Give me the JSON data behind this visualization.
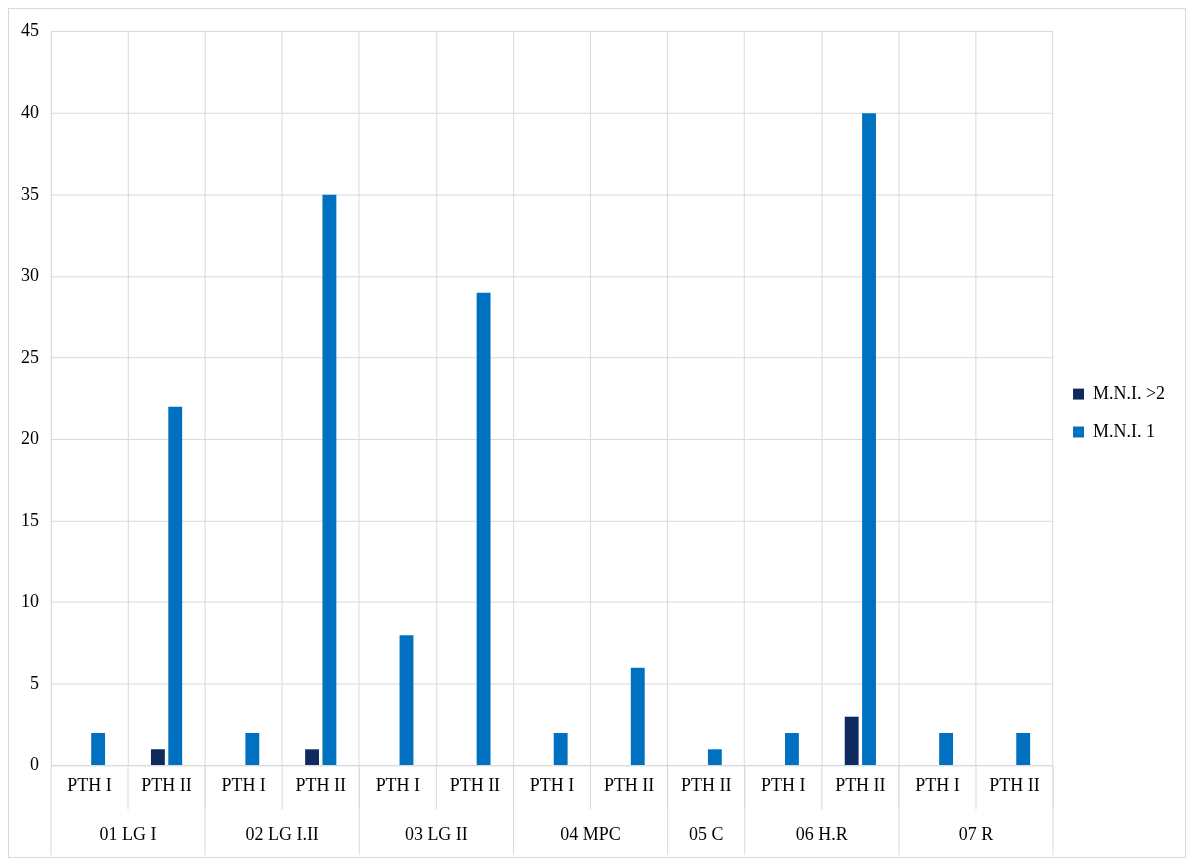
{
  "chart_data": {
    "type": "bar",
    "categories": [
      "PTH I",
      "PTH II",
      "PTH I",
      "PTH II",
      "PTH I",
      "PTH II",
      "PTH I",
      "PTH II",
      "PTH II",
      "PTH I",
      "PTH II",
      "PTH I",
      "PTH II"
    ],
    "annotations": [
      "01 LG I",
      "02 LG I.II",
      "03 LG II",
      "04 MPC",
      "05 C",
      "06 H.R",
      "07 R"
    ],
    "series": [
      {
        "name": "M.N.I. >2",
        "color": "#0e2a5e",
        "values": [
          null,
          1,
          null,
          1,
          null,
          null,
          null,
          null,
          null,
          null,
          3,
          null,
          null
        ]
      },
      {
        "name": "M.N.I. 1",
        "color": "#0070c0",
        "values": [
          2,
          22,
          2,
          35,
          8,
          29,
          2,
          6,
          1,
          2,
          40,
          2,
          2
        ]
      }
    ],
    "ylim": [
      0,
      45
    ],
    "yticks": [
      0,
      5,
      10,
      15,
      20,
      25,
      30,
      35,
      40,
      45
    ],
    "grid": true,
    "legend": "right"
  }
}
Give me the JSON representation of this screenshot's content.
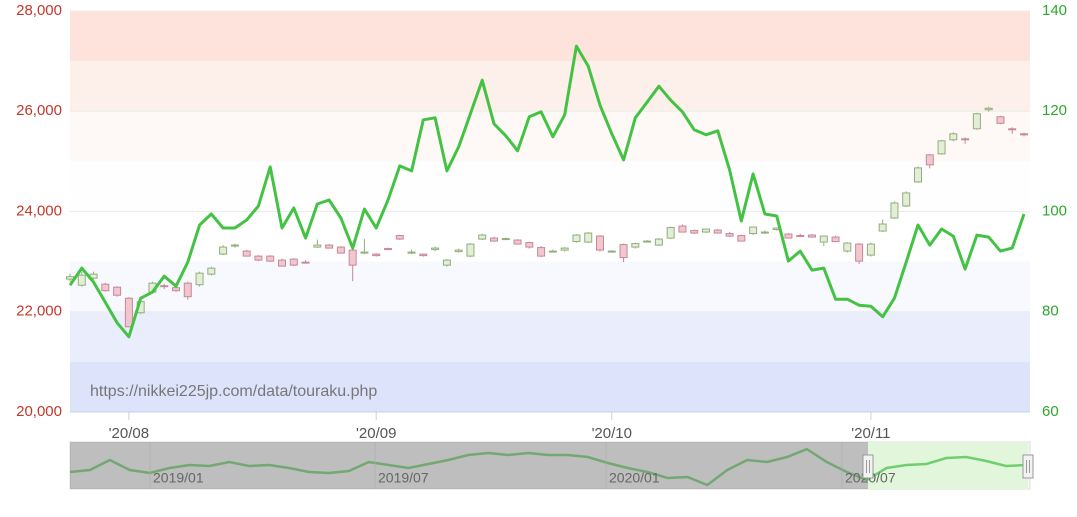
{
  "chart_data": {
    "type": "candlestick",
    "categories": [
      null,
      null,
      null,
      null,
      null,
      "'20/08",
      null,
      null,
      null,
      null,
      null,
      null,
      null,
      null,
      null,
      null,
      null,
      null,
      null,
      null,
      null,
      null,
      null,
      null,
      null,
      null,
      "'20/09",
      null,
      null,
      null,
      null,
      null,
      null,
      null,
      null,
      null,
      null,
      null,
      null,
      null,
      null,
      null,
      null,
      null,
      null,
      null,
      "'20/10",
      null,
      null,
      null,
      null,
      null,
      null,
      null,
      null,
      null,
      null,
      null,
      null,
      null,
      null,
      null,
      null,
      null,
      null,
      null,
      null,
      null,
      "'20/11",
      null,
      null,
      null,
      null,
      null,
      null,
      null,
      null,
      null,
      null,
      null,
      null,
      null
    ],
    "open": [
      22650,
      22530,
      22670,
      22550,
      22490,
      22270,
      21980,
      22390,
      22520,
      22480,
      22570,
      22540,
      22750,
      23150,
      23310,
      23210,
      23110,
      23110,
      23030,
      23050,
      22990,
      23290,
      23330,
      23290,
      23230,
      23180,
      23150,
      23260,
      23520,
      23170,
      23150,
      23240,
      22930,
      23200,
      23110,
      23450,
      23470,
      23450,
      23430,
      23380,
      23280,
      23200,
      23230,
      23400,
      23390,
      23510,
      23210,
      23340,
      23290,
      23410,
      23330,
      23470,
      23710,
      23620,
      23590,
      23630,
      23560,
      23520,
      23560,
      23570,
      23640,
      23550,
      23520,
      23530,
      23390,
      23490,
      23210,
      23350,
      23130,
      23610,
      23870,
      24110,
      24590,
      25130,
      25150,
      25430,
      25450,
      25650,
      26030,
      25890,
      25650,
      25550
    ],
    "high": [
      22760,
      22800,
      22800,
      22580,
      22510,
      22290,
      22230,
      22600,
      22560,
      22510,
      22600,
      22800,
      22900,
      23330,
      23360,
      23240,
      23130,
      23130,
      23060,
      23070,
      23030,
      23440,
      23350,
      23310,
      23260,
      23450,
      23170,
      23280,
      23540,
      23240,
      23160,
      23300,
      23050,
      23260,
      23370,
      23560,
      23500,
      23480,
      23450,
      23400,
      23310,
      23240,
      23290,
      23550,
      23590,
      23530,
      23230,
      23360,
      23380,
      23430,
      23470,
      23700,
      23740,
      23640,
      23660,
      23650,
      23590,
      23540,
      23700,
      23620,
      23680,
      23570,
      23560,
      23550,
      23520,
      23520,
      23390,
      23370,
      23380,
      23840,
      24200,
      24400,
      24900,
      25150,
      25430,
      25580,
      25480,
      25970,
      26090,
      25910,
      25680,
      25570
    ],
    "low": [
      22600,
      22500,
      22640,
      22400,
      22300,
      21690,
      21950,
      22370,
      22450,
      22400,
      22240,
      22500,
      22720,
      23130,
      23280,
      23100,
      23010,
      22990,
      22900,
      22910,
      22960,
      23270,
      23260,
      23160,
      22610,
      23150,
      23100,
      23230,
      23430,
      23150,
      23100,
      23210,
      22900,
      23180,
      23090,
      23430,
      23400,
      23430,
      23340,
      23260,
      23090,
      23180,
      23200,
      23380,
      23370,
      23200,
      23190,
      22990,
      23260,
      23390,
      23310,
      23450,
      23580,
      23550,
      23570,
      23560,
      23490,
      23400,
      23530,
      23550,
      23620,
      23460,
      23490,
      23480,
      23310,
      23390,
      23180,
      22950,
      23100,
      23590,
      23850,
      24090,
      24570,
      24860,
      25130,
      25400,
      25350,
      25630,
      25990,
      25740,
      25550,
      25500
    ],
    "close": [
      22700,
      22730,
      22750,
      22420,
      22330,
      21700,
      22200,
      22570,
      22500,
      22420,
      22300,
      22770,
      22870,
      23290,
      23330,
      23110,
      23030,
      23010,
      22910,
      22930,
      22970,
      23330,
      23270,
      23170,
      22930,
      23190,
      23120,
      23250,
      23450,
      23190,
      23120,
      23270,
      23030,
      23230,
      23350,
      23530,
      23410,
      23460,
      23350,
      23290,
      23110,
      23210,
      23270,
      23530,
      23570,
      23230,
      23210,
      23080,
      23360,
      23410,
      23450,
      23680,
      23590,
      23570,
      23650,
      23570,
      23510,
      23410,
      23690,
      23590,
      23670,
      23470,
      23510,
      23490,
      23510,
      23400,
      23370,
      23010,
      23350,
      23750,
      24170,
      24370,
      24870,
      24930,
      25410,
      25550,
      25430,
      25950,
      26060,
      25760,
      25640,
      25530
    ],
    "up_color": "#e2eed5",
    "up_edge": "#94ad7c",
    "down_color": "#f3c6cf",
    "down_edge": "#c48a97",
    "ylim": [
      20000,
      28000
    ],
    "yticks": [
      {
        "value": 20000,
        "label": "20,000"
      },
      {
        "value": 22000,
        "label": "22,000"
      },
      {
        "value": 24000,
        "label": "24,000"
      },
      {
        "value": 26000,
        "label": "26,000"
      },
      {
        "value": 28000,
        "label": "28,000"
      }
    ],
    "bands": [
      {
        "from": 27000,
        "to": 28000,
        "color": "#fde3dc"
      },
      {
        "from": 26000,
        "to": 27000,
        "color": "#fdefe9"
      },
      {
        "from": 25000,
        "to": 26000,
        "color": "#fef9f7"
      },
      {
        "from": 24000,
        "to": 25000,
        "color": "#fefefe"
      },
      {
        "from": 22000,
        "to": 23000,
        "color": "#f8f9fe"
      },
      {
        "from": 21000,
        "to": 22000,
        "color": "#e9edfc"
      },
      {
        "from": 20000,
        "to": 21000,
        "color": "#dce3fb"
      }
    ],
    "series": [
      {
        "type": "line",
        "axis": "y2",
        "color": "#44c244",
        "values": [
          85.3,
          88.7,
          85.9,
          81.9,
          77.8,
          75.0,
          82.7,
          83.9,
          87.1,
          85.1,
          89.9,
          97.3,
          99.5,
          96.7,
          96.7,
          98.3,
          101.1,
          108.9,
          96.7,
          100.7,
          94.7,
          101.5,
          102.3,
          98.7,
          92.7,
          100.5,
          96.7,
          102.3,
          109.1,
          108.1,
          118.3,
          118.7,
          108.1,
          112.9,
          119.5,
          126.2,
          117.5,
          115.1,
          112.1,
          118.9,
          119.9,
          114.9,
          119.3,
          133.0,
          129.0,
          121.2,
          115.5,
          110.3,
          118.7,
          121.8,
          125.0,
          122.2,
          119.9,
          116.3,
          115.3,
          116.1,
          108.3,
          98.1,
          107.5,
          99.5,
          99.1,
          90.1,
          92.1,
          88.3,
          88.7,
          82.5,
          82.5,
          81.3,
          81.1,
          79.0,
          82.7,
          89.9,
          97.3,
          93.3,
          96.5,
          95.1,
          88.5,
          95.3,
          94.9,
          92.1,
          92.7,
          99.5
        ]
      }
    ],
    "y2lim": [
      60,
      140
    ],
    "y2ticks": [
      60,
      80,
      100,
      120,
      140
    ],
    "annotation": "https://nikkei225jp.com/data/touraku.php",
    "navigator": {
      "labels": [
        "2019/01",
        "2019/07",
        "2020/01",
        "2020/07"
      ],
      "color": "#6fcf6f",
      "values": [
        88.9,
        92.3,
        109.3,
        92.3,
        87.2,
        95.7,
        100.8,
        99.1,
        105.9,
        99.1,
        100.8,
        95.7,
        88.9,
        87.2,
        90.6,
        105.9,
        100.8,
        95.7,
        102.5,
        109.3,
        117.8,
        121.2,
        117.8,
        121.2,
        117.8,
        117.8,
        114.4,
        104.2,
        95.7,
        88.9,
        78.7,
        80.4,
        66.8,
        92.3,
        109.3,
        105.9,
        114.4,
        128.0,
        105.9,
        88.9,
        75.3,
        95.7,
        100.8,
        102.5,
        112.7,
        114.4,
        107.6,
        99.1,
        100.8
      ]
    }
  }
}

* Your goal: Tell how many lines above contain the word "type". Give the number alone.

* Written response: 3